## Task prompt:
Copy all lines below containing "Pressbooks".

## Record excerpts:
***

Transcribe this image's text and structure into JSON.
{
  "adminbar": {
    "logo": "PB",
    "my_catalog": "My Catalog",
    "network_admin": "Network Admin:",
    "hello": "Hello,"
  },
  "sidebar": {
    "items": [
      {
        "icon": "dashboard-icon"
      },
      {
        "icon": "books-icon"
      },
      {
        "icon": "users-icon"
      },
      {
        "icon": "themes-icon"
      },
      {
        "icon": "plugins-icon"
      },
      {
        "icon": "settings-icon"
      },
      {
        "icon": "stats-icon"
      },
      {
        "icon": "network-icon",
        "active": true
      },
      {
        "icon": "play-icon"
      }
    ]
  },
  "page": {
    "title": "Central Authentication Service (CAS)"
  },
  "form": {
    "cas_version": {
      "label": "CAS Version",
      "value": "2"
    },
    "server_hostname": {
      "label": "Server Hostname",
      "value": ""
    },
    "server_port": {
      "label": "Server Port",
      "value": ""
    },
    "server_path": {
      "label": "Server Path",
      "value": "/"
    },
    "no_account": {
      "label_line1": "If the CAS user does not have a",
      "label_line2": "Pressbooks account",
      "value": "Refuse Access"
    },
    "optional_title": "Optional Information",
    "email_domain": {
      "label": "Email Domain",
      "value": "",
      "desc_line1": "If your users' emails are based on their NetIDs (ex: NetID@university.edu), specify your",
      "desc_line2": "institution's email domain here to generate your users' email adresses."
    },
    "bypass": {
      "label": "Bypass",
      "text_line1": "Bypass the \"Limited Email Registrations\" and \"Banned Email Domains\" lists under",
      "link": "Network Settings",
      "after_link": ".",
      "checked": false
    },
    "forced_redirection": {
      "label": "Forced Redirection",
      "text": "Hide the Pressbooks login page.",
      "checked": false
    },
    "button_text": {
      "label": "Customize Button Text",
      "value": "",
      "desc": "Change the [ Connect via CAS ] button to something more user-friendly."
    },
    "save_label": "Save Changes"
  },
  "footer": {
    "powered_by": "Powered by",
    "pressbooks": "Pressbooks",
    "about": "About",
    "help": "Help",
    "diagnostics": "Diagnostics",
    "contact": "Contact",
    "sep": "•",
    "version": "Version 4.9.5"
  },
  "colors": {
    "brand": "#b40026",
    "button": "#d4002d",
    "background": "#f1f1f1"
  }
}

***

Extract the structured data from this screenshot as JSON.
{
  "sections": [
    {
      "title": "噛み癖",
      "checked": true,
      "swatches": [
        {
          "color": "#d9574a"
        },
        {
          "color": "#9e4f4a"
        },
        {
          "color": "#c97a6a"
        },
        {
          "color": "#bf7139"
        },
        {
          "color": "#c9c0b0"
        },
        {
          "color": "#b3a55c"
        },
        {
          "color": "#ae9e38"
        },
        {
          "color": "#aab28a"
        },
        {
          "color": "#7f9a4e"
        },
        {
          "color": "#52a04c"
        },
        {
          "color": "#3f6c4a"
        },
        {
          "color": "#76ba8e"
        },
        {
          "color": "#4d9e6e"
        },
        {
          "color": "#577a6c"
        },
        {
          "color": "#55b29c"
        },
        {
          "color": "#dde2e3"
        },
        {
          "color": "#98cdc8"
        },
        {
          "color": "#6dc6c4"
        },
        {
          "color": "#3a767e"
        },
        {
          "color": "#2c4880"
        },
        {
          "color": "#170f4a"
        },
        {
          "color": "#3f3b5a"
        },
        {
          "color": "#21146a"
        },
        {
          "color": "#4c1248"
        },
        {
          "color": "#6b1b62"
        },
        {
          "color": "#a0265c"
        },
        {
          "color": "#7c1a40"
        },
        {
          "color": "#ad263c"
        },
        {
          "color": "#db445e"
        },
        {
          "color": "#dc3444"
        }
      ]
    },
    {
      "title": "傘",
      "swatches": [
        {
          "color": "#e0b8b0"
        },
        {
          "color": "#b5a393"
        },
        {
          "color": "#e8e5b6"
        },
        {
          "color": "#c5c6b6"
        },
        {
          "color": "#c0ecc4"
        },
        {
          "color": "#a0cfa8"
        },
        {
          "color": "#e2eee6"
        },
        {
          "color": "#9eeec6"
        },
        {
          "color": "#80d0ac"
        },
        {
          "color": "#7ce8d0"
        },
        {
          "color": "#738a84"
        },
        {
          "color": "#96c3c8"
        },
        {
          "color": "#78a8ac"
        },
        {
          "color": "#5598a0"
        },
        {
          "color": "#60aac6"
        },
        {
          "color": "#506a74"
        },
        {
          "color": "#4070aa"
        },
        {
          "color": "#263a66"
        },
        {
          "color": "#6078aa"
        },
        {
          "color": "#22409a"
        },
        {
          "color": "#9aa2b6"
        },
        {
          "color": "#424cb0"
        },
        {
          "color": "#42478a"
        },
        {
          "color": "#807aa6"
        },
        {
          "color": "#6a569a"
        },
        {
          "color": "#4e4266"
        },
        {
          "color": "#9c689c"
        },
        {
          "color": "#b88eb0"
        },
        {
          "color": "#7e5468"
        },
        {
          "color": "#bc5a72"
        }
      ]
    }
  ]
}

***

## Exercise response:
      "label_line2": "Pressbooks account",
      "text": "Hide the Pressbooks login page.",
    "pressbooks": "Pressbooks",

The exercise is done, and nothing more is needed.